[Rows from a figure dataset]
## Begin

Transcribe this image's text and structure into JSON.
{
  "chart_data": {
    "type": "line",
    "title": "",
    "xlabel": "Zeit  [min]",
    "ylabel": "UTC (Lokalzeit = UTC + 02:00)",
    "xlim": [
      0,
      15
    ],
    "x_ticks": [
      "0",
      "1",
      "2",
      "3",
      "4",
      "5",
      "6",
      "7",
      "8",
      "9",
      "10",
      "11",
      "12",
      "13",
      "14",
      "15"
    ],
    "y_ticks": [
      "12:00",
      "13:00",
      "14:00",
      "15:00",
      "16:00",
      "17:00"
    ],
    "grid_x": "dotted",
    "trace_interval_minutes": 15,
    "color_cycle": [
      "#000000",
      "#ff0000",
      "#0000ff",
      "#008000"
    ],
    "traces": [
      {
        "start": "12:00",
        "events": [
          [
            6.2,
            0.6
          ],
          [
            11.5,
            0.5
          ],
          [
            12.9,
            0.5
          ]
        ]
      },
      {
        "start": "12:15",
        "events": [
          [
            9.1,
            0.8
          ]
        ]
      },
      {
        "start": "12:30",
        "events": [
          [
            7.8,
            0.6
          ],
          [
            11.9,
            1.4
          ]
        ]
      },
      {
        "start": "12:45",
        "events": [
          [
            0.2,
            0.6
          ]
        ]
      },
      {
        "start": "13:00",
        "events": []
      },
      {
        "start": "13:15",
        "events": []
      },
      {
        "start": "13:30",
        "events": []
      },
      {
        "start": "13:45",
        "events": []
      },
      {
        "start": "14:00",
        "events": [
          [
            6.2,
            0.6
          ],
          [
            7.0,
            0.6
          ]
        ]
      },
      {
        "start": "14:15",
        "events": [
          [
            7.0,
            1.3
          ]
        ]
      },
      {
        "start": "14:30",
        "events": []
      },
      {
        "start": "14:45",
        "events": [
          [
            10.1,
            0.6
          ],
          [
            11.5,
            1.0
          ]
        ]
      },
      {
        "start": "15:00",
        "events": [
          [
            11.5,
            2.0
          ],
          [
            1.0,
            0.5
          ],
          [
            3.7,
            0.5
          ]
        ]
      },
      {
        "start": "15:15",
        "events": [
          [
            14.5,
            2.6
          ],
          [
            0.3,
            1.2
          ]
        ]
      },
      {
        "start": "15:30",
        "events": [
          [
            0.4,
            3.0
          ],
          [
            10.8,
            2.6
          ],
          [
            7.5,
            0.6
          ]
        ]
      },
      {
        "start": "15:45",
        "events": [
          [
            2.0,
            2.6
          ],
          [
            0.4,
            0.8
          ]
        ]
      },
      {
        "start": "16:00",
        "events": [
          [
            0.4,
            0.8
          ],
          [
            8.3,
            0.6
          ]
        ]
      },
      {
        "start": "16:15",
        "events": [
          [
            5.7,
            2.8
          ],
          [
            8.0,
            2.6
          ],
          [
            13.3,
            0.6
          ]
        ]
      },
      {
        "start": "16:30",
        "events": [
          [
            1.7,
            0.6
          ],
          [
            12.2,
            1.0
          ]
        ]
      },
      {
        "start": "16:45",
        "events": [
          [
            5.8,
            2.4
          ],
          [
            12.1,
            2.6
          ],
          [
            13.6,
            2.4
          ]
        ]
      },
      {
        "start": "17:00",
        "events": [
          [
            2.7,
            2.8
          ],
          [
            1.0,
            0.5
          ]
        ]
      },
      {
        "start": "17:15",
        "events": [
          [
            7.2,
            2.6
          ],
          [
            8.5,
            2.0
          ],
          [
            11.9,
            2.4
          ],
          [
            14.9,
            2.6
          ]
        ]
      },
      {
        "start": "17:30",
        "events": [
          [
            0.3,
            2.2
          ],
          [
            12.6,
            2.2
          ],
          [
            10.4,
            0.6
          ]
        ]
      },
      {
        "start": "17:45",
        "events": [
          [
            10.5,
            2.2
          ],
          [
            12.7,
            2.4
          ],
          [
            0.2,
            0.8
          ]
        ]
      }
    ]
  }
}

## End

Job: Repeat all entries. Match them exactly.

Result for this exercise:
Transcribe this image's text and structure into JSON.
{
  "chart_data": {
    "type": "line",
    "title": "",
    "xlabel": "Zeit  [min]",
    "ylabel": "UTC (Lokalzeit = UTC + 02:00)",
    "xlim": [
      0,
      15
    ],
    "x_ticks": [
      "0",
      "1",
      "2",
      "3",
      "4",
      "5",
      "6",
      "7",
      "8",
      "9",
      "10",
      "11",
      "12",
      "13",
      "14",
      "15"
    ],
    "y_ticks": [
      "12:00",
      "13:00",
      "14:00",
      "15:00",
      "16:00",
      "17:00"
    ],
    "grid_x": "dotted",
    "trace_interval_minutes": 15,
    "color_cycle": [
      "#000000",
      "#ff0000",
      "#0000ff",
      "#008000"
    ],
    "traces": [
      {
        "start": "12:00",
        "events": [
          [
            6.2,
            0.6
          ],
          [
            11.5,
            0.5
          ],
          [
            12.9,
            0.5
          ]
        ]
      },
      {
        "start": "12:15",
        "events": [
          [
            9.1,
            0.8
          ]
        ]
      },
      {
        "start": "12:30",
        "events": [
          [
            7.8,
            0.6
          ],
          [
            11.9,
            1.4
          ]
        ]
      },
      {
        "start": "12:45",
        "events": [
          [
            0.2,
            0.6
          ]
        ]
      },
      {
        "start": "13:00",
        "events": []
      },
      {
        "start": "13:15",
        "events": []
      },
      {
        "start": "13:30",
        "events": []
      },
      {
        "start": "13:45",
        "events": []
      },
      {
        "start": "14:00",
        "events": [
          [
            6.2,
            0.6
          ],
          [
            7.0,
            0.6
          ]
        ]
      },
      {
        "start": "14:15",
        "events": [
          [
            7.0,
            1.3
          ]
        ]
      },
      {
        "start": "14:30",
        "events": []
      },
      {
        "start": "14:45",
        "events": [
          [
            10.1,
            0.6
          ],
          [
            11.5,
            1.0
          ]
        ]
      },
      {
        "start": "15:00",
        "events": [
          [
            11.5,
            2.0
          ],
          [
            1.0,
            0.5
          ],
          [
            3.7,
            0.5
          ]
        ]
      },
      {
        "start": "15:15",
        "events": [
          [
            14.5,
            2.6
          ],
          [
            0.3,
            1.2
          ]
        ]
      },
      {
        "start": "15:30",
        "events": [
          [
            0.4,
            3.0
          ],
          [
            10.8,
            2.6
          ],
          [
            7.5,
            0.6
          ]
        ]
      },
      {
        "start": "15:45",
        "events": [
          [
            2.0,
            2.6
          ],
          [
            0.4,
            0.8
          ]
        ]
      },
      {
        "start": "16:00",
        "events": [
          [
            0.4,
            0.8
          ],
          [
            8.3,
            0.6
          ]
        ]
      },
      {
        "start": "16:15",
        "events": [
          [
            5.7,
            2.8
          ],
          [
            8.0,
            2.6
          ],
          [
            13.3,
            0.6
          ]
        ]
      },
      {
        "start": "16:30",
        "events": [
          [
            1.7,
            0.6
          ],
          [
            12.2,
            1.0
          ]
        ]
      },
      {
        "start": "16:45",
        "events": [
          [
            5.8,
            2.4
          ],
          [
            12.1,
            2.6
          ],
          [
            13.6,
            2.4
          ]
        ]
      },
      {
        "start": "17:00",
        "events": [
          [
            2.7,
            2.8
          ],
          [
            1.0,
            0.5
          ]
        ]
      },
      {
        "start": "17:15",
        "events": [
          [
            7.2,
            2.6
          ],
          [
            8.5,
            2.0
          ],
          [
            11.9,
            2.4
          ],
          [
            14.9,
            2.6
          ]
        ]
      },
      {
        "start": "17:30",
        "events": [
          [
            0.3,
            2.2
          ],
          [
            12.6,
            2.2
          ],
          [
            10.4,
            0.6
          ]
        ]
      },
      {
        "start": "17:45",
        "events": [
          [
            10.5,
            2.2
          ],
          [
            12.7,
            2.4
          ],
          [
            0.2,
            0.8
          ]
        ]
      }
    ]
  }
}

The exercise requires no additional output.